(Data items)
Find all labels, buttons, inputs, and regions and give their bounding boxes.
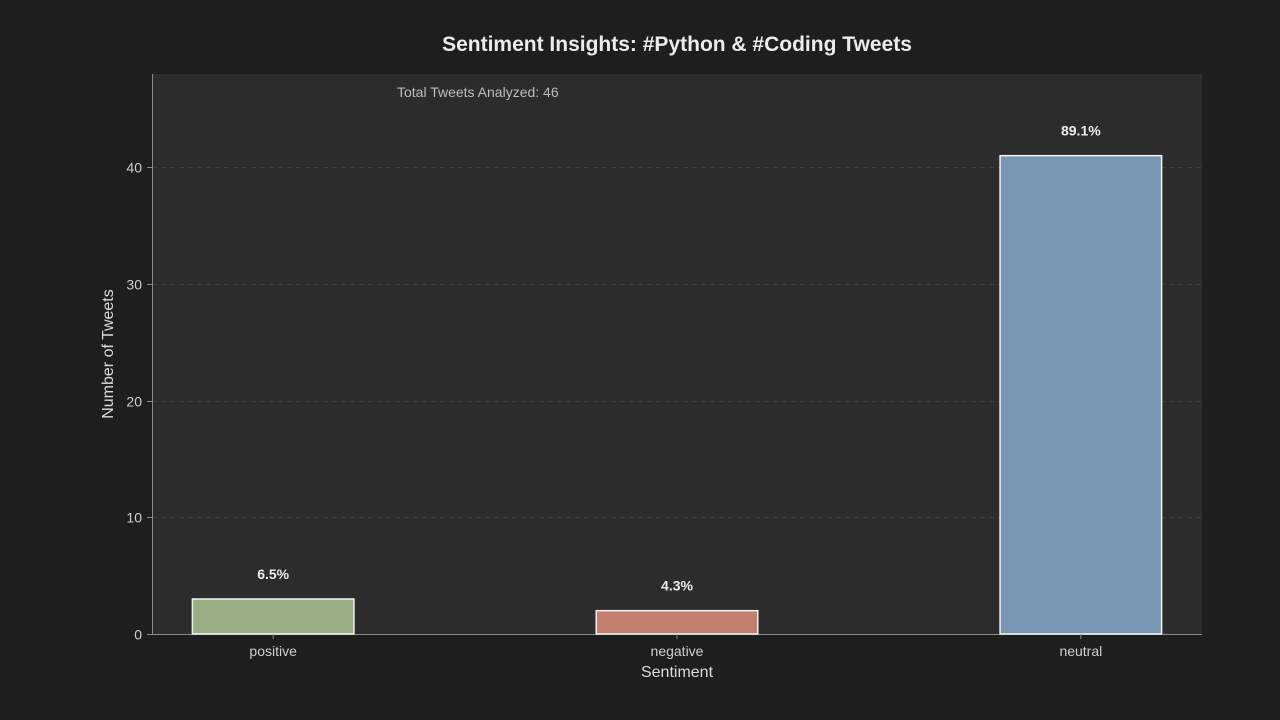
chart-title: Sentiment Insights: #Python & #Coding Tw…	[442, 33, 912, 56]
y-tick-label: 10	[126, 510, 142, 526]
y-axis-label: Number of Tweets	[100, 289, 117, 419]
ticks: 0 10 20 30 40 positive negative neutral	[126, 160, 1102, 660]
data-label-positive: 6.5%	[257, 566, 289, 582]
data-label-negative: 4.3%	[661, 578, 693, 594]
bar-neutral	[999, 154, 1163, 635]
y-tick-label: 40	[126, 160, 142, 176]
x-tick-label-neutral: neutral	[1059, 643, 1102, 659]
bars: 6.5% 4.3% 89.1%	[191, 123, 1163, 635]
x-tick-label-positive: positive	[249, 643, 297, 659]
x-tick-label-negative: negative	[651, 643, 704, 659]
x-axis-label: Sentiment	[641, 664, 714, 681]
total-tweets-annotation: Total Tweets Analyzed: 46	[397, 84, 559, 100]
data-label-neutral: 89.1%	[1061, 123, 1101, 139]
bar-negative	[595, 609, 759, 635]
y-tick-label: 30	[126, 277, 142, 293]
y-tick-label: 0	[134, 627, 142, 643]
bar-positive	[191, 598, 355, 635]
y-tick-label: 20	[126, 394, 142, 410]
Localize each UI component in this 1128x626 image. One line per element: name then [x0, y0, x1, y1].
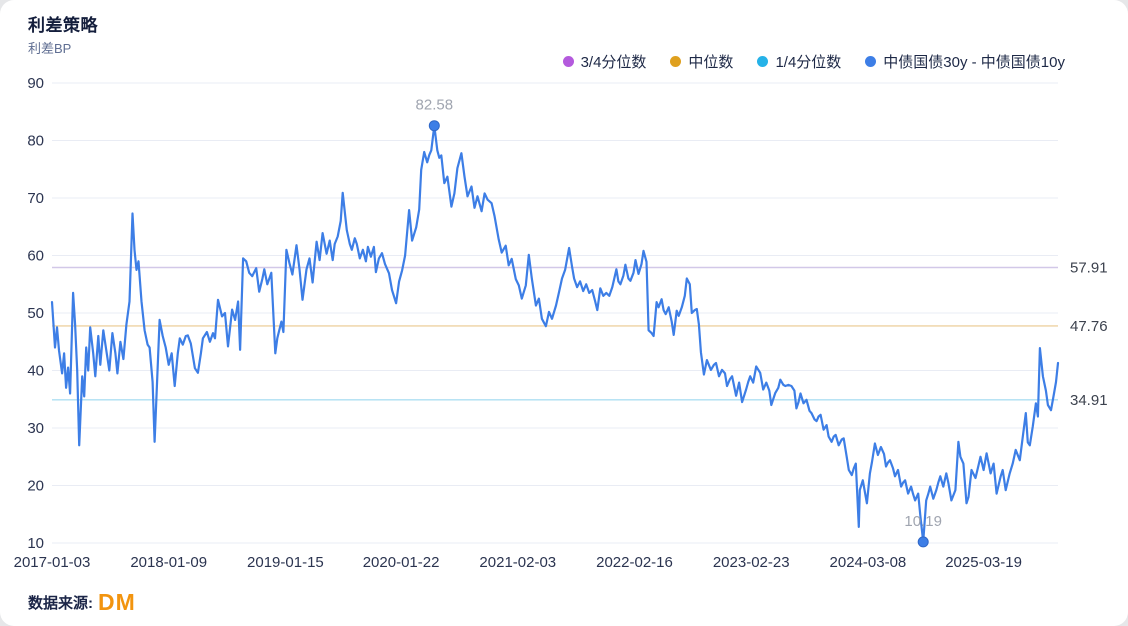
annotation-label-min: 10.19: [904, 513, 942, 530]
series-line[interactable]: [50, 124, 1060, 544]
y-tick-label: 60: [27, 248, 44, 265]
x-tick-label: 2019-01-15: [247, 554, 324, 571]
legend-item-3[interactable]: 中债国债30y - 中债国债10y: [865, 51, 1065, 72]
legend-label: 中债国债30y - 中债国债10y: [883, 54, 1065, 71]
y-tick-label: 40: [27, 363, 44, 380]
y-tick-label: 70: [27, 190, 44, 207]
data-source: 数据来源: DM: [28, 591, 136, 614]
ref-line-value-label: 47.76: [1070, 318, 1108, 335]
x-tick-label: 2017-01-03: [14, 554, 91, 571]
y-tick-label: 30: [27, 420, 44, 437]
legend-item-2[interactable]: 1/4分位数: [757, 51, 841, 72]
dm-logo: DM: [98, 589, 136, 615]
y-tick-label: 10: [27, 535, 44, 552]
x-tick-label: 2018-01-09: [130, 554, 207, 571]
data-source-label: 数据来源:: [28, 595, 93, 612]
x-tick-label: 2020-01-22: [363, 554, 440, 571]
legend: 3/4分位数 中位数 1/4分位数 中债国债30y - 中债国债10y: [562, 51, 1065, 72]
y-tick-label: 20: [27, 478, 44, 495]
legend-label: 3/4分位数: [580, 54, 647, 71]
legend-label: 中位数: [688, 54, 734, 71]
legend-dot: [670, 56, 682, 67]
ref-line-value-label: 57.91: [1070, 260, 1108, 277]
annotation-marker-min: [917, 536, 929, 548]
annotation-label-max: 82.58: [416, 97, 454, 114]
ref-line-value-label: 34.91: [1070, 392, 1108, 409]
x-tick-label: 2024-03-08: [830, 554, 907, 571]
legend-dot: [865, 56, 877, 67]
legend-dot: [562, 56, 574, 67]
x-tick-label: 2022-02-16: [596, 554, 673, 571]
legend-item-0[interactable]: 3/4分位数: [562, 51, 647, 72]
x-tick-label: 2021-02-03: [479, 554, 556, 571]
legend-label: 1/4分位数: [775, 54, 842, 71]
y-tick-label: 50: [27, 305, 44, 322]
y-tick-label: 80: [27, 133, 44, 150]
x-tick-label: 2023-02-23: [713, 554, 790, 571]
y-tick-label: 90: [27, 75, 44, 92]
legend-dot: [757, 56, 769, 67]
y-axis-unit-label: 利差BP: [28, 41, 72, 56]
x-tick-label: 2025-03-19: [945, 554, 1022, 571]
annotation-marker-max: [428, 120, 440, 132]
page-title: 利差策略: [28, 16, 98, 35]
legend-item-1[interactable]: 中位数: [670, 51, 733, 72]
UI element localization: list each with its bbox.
==
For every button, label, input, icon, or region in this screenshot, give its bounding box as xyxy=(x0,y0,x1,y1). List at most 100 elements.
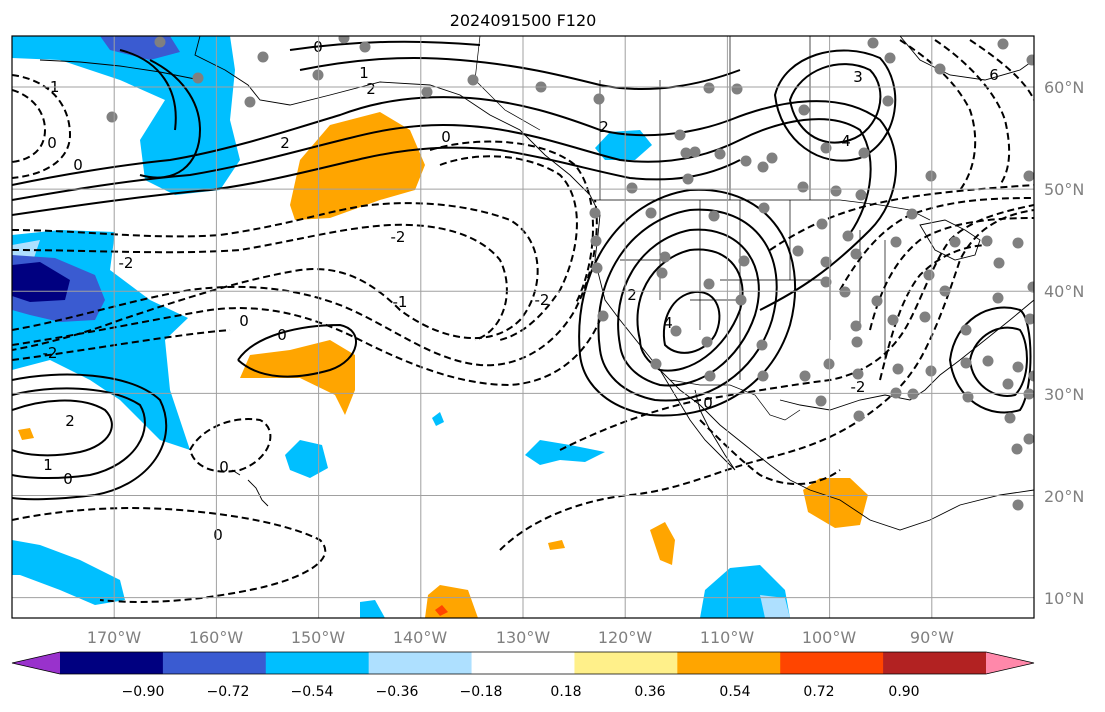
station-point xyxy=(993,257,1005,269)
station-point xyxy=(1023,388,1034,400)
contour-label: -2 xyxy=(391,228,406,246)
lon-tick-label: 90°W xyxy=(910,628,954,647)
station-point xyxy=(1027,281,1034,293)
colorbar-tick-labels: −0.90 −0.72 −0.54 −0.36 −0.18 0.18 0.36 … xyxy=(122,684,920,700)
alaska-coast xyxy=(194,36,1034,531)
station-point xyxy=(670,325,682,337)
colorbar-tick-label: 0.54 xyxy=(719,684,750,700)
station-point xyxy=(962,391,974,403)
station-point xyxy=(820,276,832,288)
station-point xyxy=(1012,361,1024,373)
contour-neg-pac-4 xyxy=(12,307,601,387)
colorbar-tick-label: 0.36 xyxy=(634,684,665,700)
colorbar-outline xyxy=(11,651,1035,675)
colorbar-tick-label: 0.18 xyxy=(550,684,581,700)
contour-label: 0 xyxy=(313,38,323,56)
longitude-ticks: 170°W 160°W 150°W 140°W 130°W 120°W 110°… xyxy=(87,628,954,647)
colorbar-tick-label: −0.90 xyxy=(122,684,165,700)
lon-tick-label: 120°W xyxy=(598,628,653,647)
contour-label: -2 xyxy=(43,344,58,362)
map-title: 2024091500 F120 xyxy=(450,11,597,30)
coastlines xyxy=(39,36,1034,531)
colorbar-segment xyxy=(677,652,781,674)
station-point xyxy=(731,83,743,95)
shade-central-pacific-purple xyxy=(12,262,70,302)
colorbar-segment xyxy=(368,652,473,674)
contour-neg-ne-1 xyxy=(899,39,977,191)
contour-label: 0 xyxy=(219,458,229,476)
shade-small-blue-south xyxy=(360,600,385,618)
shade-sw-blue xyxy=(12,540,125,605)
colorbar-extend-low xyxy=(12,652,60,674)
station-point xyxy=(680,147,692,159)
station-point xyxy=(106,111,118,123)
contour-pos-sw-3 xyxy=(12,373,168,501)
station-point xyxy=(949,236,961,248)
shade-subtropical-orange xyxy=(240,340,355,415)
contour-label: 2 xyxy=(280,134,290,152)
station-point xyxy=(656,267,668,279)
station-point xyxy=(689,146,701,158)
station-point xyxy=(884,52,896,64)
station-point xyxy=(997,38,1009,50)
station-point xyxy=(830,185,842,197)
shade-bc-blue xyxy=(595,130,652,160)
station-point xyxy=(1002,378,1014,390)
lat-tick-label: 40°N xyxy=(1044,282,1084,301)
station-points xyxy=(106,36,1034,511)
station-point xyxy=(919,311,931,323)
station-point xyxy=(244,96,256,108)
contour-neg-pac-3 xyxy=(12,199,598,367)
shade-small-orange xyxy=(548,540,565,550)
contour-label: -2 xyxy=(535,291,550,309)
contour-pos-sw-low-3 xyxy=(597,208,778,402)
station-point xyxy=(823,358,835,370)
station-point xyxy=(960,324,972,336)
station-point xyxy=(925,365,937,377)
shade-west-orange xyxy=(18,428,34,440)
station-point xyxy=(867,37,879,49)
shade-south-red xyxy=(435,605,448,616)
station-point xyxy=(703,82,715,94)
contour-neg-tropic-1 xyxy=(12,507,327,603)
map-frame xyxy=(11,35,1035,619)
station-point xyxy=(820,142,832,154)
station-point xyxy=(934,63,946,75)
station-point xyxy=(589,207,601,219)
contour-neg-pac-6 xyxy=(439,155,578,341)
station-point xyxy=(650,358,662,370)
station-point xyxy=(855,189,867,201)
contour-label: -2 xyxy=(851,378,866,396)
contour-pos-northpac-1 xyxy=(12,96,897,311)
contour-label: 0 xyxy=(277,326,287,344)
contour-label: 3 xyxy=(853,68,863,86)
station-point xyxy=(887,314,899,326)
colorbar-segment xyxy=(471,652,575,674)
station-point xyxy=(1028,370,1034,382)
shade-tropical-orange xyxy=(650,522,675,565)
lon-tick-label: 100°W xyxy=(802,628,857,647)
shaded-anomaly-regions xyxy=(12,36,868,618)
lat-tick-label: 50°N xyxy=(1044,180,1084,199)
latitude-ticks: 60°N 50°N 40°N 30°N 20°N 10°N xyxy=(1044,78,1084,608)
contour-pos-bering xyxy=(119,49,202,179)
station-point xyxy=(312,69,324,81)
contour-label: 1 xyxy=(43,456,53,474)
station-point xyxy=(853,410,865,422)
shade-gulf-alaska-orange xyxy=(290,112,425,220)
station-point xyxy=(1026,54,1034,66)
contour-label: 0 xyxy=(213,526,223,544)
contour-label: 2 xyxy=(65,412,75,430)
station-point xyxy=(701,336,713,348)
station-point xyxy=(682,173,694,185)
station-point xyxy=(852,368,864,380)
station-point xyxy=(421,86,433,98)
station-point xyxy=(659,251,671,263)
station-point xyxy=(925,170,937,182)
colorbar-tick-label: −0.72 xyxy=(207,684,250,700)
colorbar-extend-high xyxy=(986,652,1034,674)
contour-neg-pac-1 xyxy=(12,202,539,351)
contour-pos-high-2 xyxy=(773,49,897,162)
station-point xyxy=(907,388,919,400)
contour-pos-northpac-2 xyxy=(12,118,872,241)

| TASK PROMPT |
Copy out, word for word, the lines from the one containing "Find all labels, buttons, inputs, and" through the one containing "Localize each UI", including both. Leave the pictures out of your answer.

| RESULT BELOW |
Find all labels, buttons, inputs, and regions and give their bounding boxes.
chart-title: Sentiment Insights: #Python & #Coding Tw…	[442, 33, 912, 56]
y-tick-label: 10	[126, 510, 142, 526]
y-axis-label: Number of Tweets	[100, 289, 117, 419]
ticks: 0 10 20 30 40 positive negative neutral	[126, 160, 1102, 660]
data-label-positive: 6.5%	[257, 566, 289, 582]
data-label-negative: 4.3%	[661, 578, 693, 594]
bar-neutral	[999, 154, 1163, 635]
y-tick-label: 40	[126, 160, 142, 176]
x-tick-label-neutral: neutral	[1059, 643, 1102, 659]
bars: 6.5% 4.3% 89.1%	[191, 123, 1163, 635]
x-tick-label-positive: positive	[249, 643, 297, 659]
x-tick-label-negative: negative	[651, 643, 704, 659]
x-axis-label: Sentiment	[641, 664, 714, 681]
total-tweets-annotation: Total Tweets Analyzed: 46	[397, 84, 559, 100]
data-label-neutral: 89.1%	[1061, 123, 1101, 139]
bar-negative	[595, 609, 759, 635]
y-tick-label: 30	[126, 277, 142, 293]
y-tick-label: 0	[134, 627, 142, 643]
bar-positive	[191, 598, 355, 635]
y-tick-label: 20	[126, 394, 142, 410]
Localize each UI component in this 1128x626 image. One line per element: name then [x0, y0, x1, y1].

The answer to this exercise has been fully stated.